#### Source text

+ + + +

While most email server software packages provide basic logging functions relating to sent and received messages, the log files that they provide are often cryptic and unmanageable long. While a variety of third-party software packages can be used to parse and display this data in different types of reports, this feature is already included in GFI MailEssentials 8. The GFI MailEssentials Reporter tool provides a wide variety of reports, including ones that display daily usage statistics for individual users, domains, and the server itself. For example, the user report displays information such as the total number of email messages sent by a user, and their cumulative size. Furthermore, these reports can be tweaked and tuned through the use of filters that allow you to view specific information such as the amount of inbound or outbound mail sent by a user, dates, and the number of messages retrieved.
For administrators, the reports generated by GFI MailEssentials provide a simple way to not only manage your server more effectively, but also provide management with a slick printout that will certainly keep them happily occupied for hours.

+ + + +

#### Data under study
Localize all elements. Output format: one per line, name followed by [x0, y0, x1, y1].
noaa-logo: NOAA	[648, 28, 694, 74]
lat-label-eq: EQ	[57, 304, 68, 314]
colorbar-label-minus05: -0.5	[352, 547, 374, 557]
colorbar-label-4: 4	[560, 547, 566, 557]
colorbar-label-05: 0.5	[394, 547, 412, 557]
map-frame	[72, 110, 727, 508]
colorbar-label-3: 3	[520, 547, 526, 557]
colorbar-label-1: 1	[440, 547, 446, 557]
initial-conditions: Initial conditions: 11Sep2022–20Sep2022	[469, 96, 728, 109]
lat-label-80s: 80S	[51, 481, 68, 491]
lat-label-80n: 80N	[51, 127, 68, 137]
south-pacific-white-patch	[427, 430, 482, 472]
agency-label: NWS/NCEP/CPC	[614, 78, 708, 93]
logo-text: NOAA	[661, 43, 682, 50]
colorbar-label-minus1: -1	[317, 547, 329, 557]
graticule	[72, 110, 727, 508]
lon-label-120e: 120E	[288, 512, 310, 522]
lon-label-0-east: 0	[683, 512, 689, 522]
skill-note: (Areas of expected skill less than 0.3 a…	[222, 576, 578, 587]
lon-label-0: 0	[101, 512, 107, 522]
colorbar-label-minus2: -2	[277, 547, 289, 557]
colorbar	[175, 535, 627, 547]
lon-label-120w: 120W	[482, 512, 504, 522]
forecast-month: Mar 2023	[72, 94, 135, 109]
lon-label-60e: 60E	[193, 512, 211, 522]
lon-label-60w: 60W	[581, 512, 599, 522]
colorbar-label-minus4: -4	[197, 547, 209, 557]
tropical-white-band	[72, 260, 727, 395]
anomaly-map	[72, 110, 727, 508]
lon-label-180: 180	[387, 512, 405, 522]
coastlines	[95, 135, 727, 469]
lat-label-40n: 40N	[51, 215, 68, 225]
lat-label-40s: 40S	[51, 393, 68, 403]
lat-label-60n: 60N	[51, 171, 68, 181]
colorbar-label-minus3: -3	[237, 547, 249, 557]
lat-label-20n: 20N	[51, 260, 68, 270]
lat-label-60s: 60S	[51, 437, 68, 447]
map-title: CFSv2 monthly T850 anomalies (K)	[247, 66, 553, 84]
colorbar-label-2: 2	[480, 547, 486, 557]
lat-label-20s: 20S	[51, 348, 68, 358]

+ + + +

#### Problem details
Could you quote everything in the GFI MailEssentials text from "For administrators, the" down to "occupied for hours."?

#### Task output
For administrators, the reports generated by GFI MailEssentials provide a simple way to not only manage your server more effectively, but also provide management with a slick printout that will certainly keep them happily occupied for hours.